WORK INSTRUCTIONS: Update the stretch of the listing from the line containing "Give bounding boxes" through the line containing "x-tick-label: 2022 bbox=[273, 318, 304, 332]", replacing every "data-label" with "value-label" and changing nothing else. Give back only those lines.

(Region and label listings)
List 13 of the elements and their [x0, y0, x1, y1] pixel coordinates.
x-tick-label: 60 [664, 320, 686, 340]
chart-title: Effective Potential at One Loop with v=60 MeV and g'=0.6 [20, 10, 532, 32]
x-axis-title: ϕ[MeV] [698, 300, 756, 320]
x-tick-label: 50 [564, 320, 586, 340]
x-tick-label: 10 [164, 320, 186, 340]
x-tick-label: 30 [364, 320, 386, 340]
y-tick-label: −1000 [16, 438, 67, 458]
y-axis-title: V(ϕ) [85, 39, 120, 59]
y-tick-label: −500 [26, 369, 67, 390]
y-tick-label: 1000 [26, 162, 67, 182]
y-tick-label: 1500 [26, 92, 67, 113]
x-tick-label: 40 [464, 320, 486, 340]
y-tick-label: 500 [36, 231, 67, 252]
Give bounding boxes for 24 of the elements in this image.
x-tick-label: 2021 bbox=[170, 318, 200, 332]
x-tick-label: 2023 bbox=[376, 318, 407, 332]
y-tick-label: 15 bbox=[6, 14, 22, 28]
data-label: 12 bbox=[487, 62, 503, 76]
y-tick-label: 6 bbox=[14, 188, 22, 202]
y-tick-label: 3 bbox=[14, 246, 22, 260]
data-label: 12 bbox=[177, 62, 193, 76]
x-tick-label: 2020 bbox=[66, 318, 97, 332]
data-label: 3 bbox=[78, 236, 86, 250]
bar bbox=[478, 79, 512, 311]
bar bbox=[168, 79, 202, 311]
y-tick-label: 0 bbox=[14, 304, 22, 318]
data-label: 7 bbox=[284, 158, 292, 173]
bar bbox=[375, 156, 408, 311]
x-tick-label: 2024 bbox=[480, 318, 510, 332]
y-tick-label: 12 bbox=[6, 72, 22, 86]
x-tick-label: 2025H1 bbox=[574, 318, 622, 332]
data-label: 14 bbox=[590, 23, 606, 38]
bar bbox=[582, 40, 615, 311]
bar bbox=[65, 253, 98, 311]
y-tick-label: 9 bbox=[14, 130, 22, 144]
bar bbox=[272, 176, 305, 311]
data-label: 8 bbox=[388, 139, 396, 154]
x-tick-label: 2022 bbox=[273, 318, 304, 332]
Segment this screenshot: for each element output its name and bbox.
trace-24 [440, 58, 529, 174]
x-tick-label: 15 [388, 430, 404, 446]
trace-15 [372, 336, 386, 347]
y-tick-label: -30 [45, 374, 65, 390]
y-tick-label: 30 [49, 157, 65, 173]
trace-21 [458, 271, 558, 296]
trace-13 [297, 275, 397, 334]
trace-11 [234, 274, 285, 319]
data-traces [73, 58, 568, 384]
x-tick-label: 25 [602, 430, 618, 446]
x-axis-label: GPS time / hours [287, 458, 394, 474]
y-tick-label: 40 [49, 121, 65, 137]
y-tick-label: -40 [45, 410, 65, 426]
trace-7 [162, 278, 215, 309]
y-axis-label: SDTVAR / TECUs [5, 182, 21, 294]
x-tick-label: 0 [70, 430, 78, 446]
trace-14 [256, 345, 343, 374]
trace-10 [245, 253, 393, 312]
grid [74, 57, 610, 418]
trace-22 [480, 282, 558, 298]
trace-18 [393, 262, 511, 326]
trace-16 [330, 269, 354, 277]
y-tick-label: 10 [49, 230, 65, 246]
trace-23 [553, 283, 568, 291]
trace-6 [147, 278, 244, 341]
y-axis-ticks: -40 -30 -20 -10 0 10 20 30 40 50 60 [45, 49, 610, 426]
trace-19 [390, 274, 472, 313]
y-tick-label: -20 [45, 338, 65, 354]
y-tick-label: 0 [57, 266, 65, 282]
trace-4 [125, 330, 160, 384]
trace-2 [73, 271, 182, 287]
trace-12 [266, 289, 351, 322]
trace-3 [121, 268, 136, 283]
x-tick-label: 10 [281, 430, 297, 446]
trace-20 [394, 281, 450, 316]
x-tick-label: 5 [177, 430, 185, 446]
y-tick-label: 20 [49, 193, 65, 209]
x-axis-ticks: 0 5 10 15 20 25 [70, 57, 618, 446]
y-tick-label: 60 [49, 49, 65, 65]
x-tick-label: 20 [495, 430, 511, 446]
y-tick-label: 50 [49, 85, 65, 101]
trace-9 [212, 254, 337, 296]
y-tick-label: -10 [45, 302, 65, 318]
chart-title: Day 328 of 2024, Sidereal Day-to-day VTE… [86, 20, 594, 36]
---
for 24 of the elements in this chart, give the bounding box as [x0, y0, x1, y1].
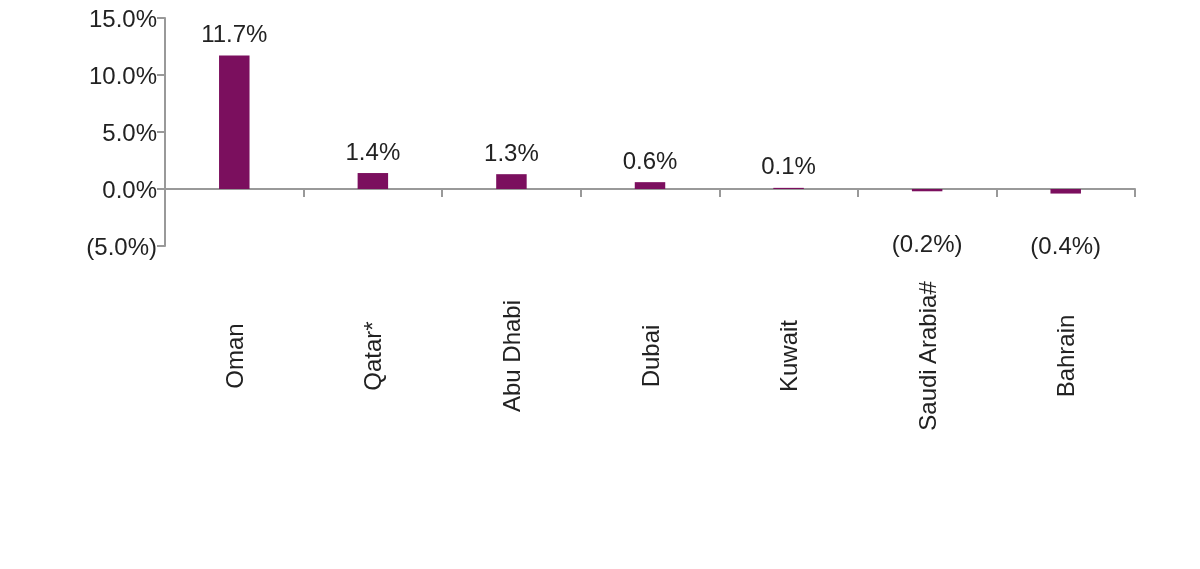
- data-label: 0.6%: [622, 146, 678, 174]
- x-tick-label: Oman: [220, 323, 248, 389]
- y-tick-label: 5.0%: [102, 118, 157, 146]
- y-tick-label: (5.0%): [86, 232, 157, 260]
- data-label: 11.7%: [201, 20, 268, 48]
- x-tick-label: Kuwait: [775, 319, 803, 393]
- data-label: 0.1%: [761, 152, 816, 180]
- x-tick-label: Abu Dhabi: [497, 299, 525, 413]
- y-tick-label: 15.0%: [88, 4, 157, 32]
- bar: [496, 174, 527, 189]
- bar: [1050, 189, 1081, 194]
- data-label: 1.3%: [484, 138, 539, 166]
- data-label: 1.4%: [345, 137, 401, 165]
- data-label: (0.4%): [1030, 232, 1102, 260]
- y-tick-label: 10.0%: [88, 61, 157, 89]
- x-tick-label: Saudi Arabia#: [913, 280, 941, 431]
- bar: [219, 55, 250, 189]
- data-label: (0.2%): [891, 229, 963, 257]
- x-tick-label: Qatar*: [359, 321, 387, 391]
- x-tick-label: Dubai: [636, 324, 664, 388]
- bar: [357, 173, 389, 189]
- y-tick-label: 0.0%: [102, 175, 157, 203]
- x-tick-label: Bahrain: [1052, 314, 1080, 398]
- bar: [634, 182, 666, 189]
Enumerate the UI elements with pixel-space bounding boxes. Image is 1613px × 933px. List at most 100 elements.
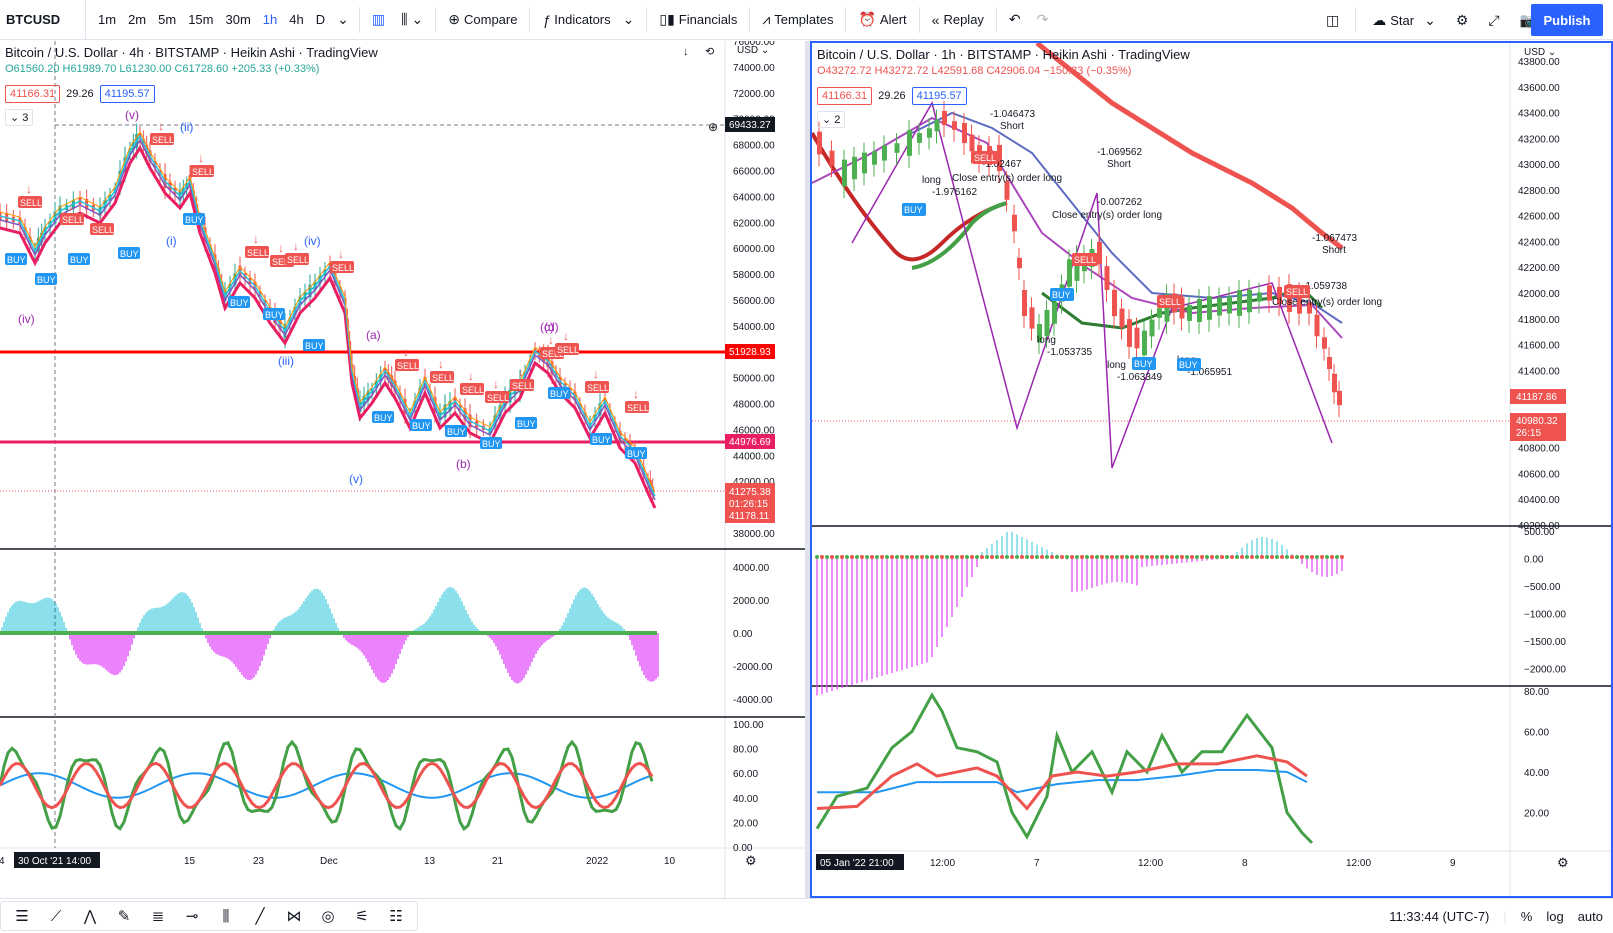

SOLUTION TO THE EXERCISE:
Give bounding boxes for 24 of the elements in this image.
x-tick-label: 2021 bbox=[170, 318, 200, 332]
x-tick-label: 2023 bbox=[376, 318, 407, 332]
y-tick-label: 15 bbox=[6, 14, 22, 28]
value-label: 12 bbox=[487, 62, 503, 76]
y-tick-label: 6 bbox=[14, 188, 22, 202]
y-tick-label: 3 bbox=[14, 246, 22, 260]
value-label: 12 bbox=[177, 62, 193, 76]
x-tick-label: 2020 bbox=[66, 318, 97, 332]
value-label: 3 bbox=[78, 236, 86, 250]
bar bbox=[478, 79, 512, 311]
bar bbox=[168, 79, 202, 311]
y-tick-label: 0 bbox=[14, 304, 22, 318]
value-label: 7 bbox=[284, 158, 292, 173]
bar bbox=[375, 156, 408, 311]
x-tick-label: 2024 bbox=[480, 318, 510, 332]
y-tick-label: 12 bbox=[6, 72, 22, 86]
x-tick-label: 2025H1 bbox=[574, 318, 622, 332]
value-label: 14 bbox=[590, 23, 606, 38]
bar bbox=[582, 40, 615, 311]
bar bbox=[65, 253, 98, 311]
y-tick-label: 9 bbox=[14, 130, 22, 144]
bar bbox=[272, 176, 305, 311]
value-label: 8 bbox=[388, 139, 396, 154]
x-tick-label: 2022 bbox=[273, 318, 304, 332]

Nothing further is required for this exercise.